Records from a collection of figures
....................
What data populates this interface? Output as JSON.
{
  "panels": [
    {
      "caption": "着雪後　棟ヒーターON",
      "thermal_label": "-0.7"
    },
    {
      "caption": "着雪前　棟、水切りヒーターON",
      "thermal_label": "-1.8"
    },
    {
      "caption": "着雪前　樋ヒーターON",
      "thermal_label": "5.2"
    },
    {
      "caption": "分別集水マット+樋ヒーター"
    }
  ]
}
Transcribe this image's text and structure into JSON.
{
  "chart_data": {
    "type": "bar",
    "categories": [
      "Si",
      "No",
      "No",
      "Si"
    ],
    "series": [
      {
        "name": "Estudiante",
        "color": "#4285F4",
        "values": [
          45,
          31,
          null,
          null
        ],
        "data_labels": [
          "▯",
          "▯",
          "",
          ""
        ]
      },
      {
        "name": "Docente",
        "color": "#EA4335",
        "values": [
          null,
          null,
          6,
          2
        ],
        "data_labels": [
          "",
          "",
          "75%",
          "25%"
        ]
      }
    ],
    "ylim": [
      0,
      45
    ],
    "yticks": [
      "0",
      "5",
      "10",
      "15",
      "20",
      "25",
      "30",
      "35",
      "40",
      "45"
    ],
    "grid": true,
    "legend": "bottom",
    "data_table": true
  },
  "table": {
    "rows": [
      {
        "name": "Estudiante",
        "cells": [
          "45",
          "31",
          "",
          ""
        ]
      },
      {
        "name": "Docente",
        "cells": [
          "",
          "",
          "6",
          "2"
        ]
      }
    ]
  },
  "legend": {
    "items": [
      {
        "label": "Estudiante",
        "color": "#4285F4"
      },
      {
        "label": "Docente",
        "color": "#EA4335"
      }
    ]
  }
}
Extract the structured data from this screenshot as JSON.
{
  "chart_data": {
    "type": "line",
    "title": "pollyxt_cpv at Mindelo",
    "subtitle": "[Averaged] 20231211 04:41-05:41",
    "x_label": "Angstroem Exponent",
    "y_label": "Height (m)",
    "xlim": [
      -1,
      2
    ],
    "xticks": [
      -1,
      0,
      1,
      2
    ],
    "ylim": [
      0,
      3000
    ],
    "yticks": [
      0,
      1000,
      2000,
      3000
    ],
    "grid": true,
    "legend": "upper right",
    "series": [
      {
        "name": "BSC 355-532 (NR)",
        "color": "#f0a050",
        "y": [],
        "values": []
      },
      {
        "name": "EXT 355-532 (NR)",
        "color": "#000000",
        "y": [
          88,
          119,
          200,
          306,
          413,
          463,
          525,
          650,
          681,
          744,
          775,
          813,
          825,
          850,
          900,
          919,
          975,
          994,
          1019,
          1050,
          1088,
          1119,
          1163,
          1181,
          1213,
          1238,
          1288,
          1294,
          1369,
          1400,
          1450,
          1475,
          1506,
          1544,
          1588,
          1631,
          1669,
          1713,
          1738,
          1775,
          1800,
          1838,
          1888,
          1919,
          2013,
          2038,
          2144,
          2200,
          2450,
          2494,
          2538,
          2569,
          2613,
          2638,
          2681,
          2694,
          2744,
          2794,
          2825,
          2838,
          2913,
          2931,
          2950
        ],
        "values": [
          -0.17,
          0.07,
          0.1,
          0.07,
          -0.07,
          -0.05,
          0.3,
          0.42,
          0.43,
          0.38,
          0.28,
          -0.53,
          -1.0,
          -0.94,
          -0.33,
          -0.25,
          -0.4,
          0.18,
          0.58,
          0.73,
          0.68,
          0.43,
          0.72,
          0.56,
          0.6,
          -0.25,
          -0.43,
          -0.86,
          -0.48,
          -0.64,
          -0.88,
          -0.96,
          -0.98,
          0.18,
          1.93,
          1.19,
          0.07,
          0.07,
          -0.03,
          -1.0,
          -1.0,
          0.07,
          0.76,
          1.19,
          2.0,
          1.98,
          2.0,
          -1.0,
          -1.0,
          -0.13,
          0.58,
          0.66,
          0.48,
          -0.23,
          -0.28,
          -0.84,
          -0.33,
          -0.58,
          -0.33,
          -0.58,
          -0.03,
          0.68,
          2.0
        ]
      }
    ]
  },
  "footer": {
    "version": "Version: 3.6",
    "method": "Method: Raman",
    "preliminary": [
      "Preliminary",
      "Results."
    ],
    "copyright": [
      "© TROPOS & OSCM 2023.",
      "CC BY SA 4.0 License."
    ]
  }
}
....................
## WHAT IS ASKED:
Find "caption". Copy every line it occurs in.

## EXERCISE SOLUTION:
      "caption": "着雪後　棟ヒーターON",
      "caption": "着雪前　棟、水切りヒーターON",
      "caption": "着雪前　樋ヒーターON",
      "caption": "分別集水マット+樋ヒーター"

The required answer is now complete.